# DIRECTIONS
Repeat every line of the material, character for character.

# EXERCISE MATERIAL
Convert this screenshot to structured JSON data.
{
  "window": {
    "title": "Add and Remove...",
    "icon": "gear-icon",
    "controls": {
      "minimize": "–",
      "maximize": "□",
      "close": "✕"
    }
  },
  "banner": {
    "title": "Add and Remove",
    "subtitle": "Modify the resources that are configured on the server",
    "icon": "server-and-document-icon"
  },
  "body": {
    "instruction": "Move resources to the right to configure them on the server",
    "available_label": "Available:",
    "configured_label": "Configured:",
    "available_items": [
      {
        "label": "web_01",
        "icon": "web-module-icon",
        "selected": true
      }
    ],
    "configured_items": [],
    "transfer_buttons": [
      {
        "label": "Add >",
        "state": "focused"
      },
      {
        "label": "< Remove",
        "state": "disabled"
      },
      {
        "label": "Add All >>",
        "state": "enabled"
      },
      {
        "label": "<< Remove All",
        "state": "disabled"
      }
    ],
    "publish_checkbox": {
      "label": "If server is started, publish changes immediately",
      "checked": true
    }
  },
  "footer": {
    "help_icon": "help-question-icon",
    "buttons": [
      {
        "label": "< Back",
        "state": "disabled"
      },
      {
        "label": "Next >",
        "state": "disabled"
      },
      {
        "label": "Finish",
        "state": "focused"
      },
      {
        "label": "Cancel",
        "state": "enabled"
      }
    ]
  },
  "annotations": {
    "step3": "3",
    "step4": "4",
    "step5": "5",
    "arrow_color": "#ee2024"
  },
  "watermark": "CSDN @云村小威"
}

# COMPLETE OUTPUT
Convert this screenshot to structured JSON data.
{
  "window": {
    "title": "Add and Remove...",
    "icon": "gear-icon",
    "controls": {
      "minimize": "–",
      "maximize": "□",
      "close": "✕"
    }
  },
  "banner": {
    "title": "Add and Remove",
    "subtitle": "Modify the resources that are configured on the server",
    "icon": "server-and-document-icon"
  },
  "body": {
    "instruction": "Move resources to the right to configure them on the server",
    "available_label": "Available:",
    "configured_label": "Configured:",
    "available_items": [
      {
        "label": "web_01",
        "icon": "web-module-icon",
        "selected": true
      }
    ],
    "configured_items": [],
    "transfer_buttons": [
      {
        "label": "Add >",
        "state": "focused"
      },
      {
        "label": "< Remove",
        "state": "disabled"
      },
      {
        "label": "Add All >>",
        "state": "enabled"
      },
      {
        "label": "<< Remove All",
        "state": "disabled"
      }
    ],
    "publish_checkbox": {
      "label": "If server is started, publish changes immediately",
      "checked": true
    }
  },
  "footer": {
    "help_icon": "help-question-icon",
    "buttons": [
      {
        "label": "< Back",
        "state": "disabled"
      },
      {
        "label": "Next >",
        "state": "disabled"
      },
      {
        "label": "Finish",
        "state": "focused"
      },
      {
        "label": "Cancel",
        "state": "enabled"
      }
    ]
  },
  "annotations": {
    "step3": "3",
    "step4": "4",
    "step5": "5",
    "arrow_color": "#ee2024"
  },
  "watermark": "CSDN @云村小威"
}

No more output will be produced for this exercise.